— Start Data for the task —

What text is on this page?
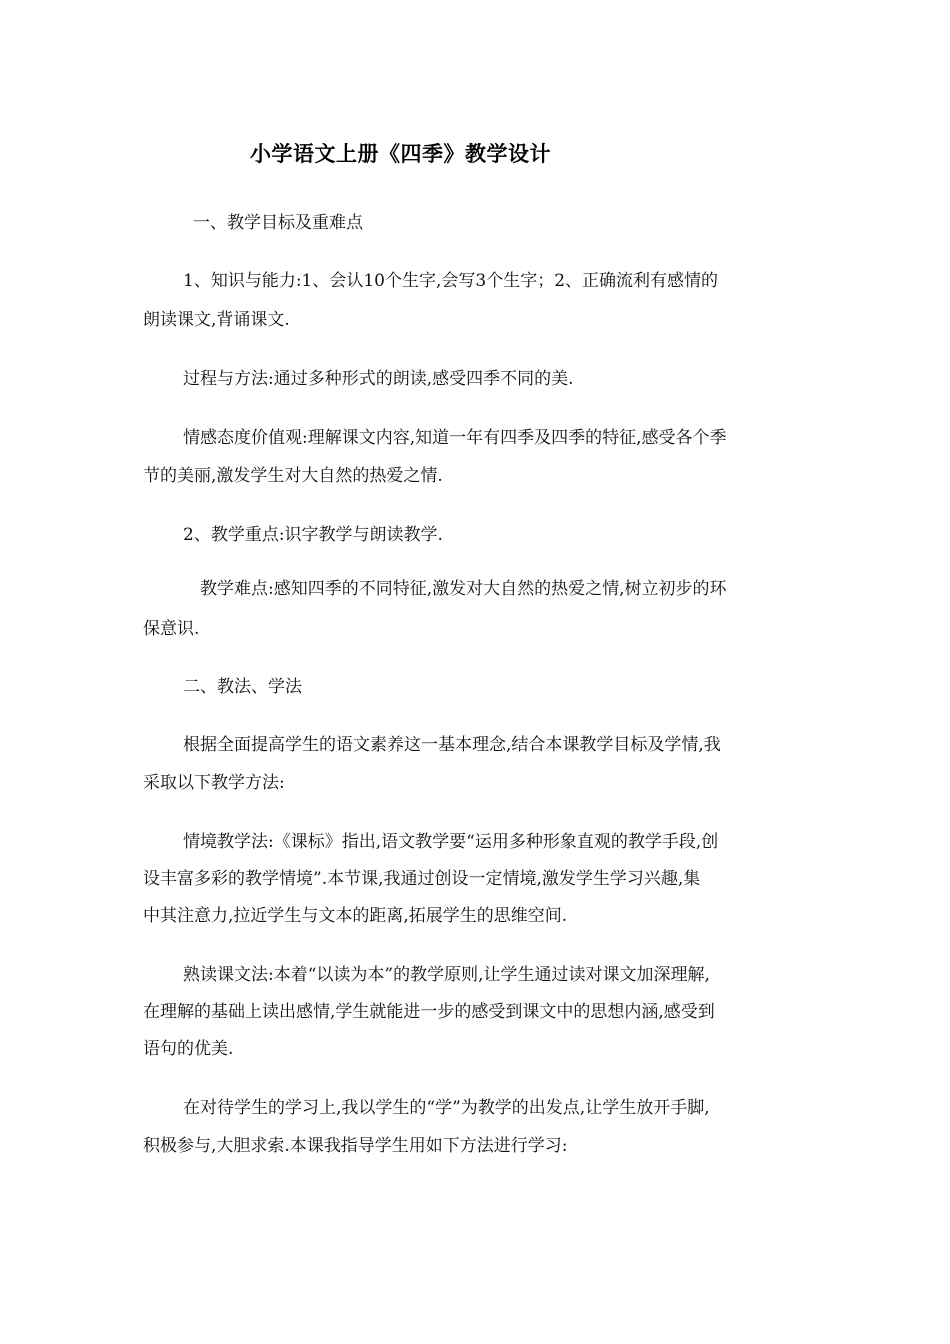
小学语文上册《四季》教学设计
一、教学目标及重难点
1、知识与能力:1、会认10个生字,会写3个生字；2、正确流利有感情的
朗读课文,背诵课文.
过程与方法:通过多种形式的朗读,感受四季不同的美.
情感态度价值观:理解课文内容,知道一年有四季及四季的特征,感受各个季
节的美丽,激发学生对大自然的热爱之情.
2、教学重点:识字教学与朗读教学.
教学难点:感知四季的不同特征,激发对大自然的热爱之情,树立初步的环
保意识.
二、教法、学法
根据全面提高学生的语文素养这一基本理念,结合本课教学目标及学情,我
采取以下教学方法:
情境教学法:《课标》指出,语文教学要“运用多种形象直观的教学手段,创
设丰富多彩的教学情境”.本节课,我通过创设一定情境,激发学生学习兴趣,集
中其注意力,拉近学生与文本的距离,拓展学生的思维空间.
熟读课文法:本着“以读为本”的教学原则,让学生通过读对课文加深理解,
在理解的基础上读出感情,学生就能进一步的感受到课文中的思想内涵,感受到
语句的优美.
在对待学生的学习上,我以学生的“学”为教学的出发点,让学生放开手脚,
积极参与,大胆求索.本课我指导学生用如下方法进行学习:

— End Data for the task —

### The exercise
Copy the records above exactly, omitting every picture.

### Worked answer
What text is on this page?
小学语文上册《四季》教学设计
一、教学目标及重难点
1、知识与能力:1、会认10个生字,会写3个生字；2、正确流利有感情的
朗读课文,背诵课文.
过程与方法:通过多种形式的朗读,感受四季不同的美.
情感态度价值观:理解课文内容,知道一年有四季及四季的特征,感受各个季
节的美丽,激发学生对大自然的热爱之情.
2、教学重点:识字教学与朗读教学.
教学难点:感知四季的不同特征,激发对大自然的热爱之情,树立初步的环
保意识.
二、教法、学法
根据全面提高学生的语文素养这一基本理念,结合本课教学目标及学情,我
采取以下教学方法:
情境教学法:《课标》指出,语文教学要“运用多种形象直观的教学手段,创
设丰富多彩的教学情境”.本节课,我通过创设一定情境,激发学生学习兴趣,集
中其注意力,拉近学生与文本的距离,拓展学生的思维空间.
熟读课文法:本着“以读为本”的教学原则,让学生通过读对课文加深理解,
在理解的基础上读出感情,学生就能进一步的感受到课文中的思想内涵,感受到
语句的优美.
在对待学生的学习上,我以学生的“学”为教学的出发点,让学生放开手脚,
积极参与,大胆求索.本课我指导学生用如下方法进行学习:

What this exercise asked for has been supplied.